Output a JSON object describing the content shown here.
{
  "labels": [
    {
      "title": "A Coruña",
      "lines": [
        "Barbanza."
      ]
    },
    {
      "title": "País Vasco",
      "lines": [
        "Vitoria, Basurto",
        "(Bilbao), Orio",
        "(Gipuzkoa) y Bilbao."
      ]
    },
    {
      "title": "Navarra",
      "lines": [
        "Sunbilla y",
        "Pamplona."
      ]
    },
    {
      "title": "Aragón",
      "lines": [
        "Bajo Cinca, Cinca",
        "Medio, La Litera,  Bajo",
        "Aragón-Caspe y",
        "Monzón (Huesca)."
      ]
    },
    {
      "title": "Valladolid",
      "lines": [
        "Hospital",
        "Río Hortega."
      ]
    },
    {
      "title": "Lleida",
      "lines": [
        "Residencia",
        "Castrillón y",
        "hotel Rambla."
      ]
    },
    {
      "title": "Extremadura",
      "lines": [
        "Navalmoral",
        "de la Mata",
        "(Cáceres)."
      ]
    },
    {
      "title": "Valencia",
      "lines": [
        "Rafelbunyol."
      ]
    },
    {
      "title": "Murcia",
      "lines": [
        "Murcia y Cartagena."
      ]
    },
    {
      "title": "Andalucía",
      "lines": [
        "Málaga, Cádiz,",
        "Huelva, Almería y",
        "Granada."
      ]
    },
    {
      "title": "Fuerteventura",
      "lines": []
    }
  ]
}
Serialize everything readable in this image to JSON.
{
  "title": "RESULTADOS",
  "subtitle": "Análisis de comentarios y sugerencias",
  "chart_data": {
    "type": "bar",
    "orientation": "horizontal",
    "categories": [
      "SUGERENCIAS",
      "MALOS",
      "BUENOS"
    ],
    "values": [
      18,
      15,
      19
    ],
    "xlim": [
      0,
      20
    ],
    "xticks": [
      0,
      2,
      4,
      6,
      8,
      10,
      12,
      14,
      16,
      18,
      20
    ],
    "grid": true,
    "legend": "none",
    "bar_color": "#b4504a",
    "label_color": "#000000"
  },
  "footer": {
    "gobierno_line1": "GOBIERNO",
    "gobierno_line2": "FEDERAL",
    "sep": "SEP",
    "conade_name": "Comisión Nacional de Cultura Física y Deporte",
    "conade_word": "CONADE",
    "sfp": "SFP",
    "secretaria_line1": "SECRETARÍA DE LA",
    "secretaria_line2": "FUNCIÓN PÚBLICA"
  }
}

### Short task
Give the number of lines in the records that contain the string "JSON", and nothing besides.

### Exercise solution
2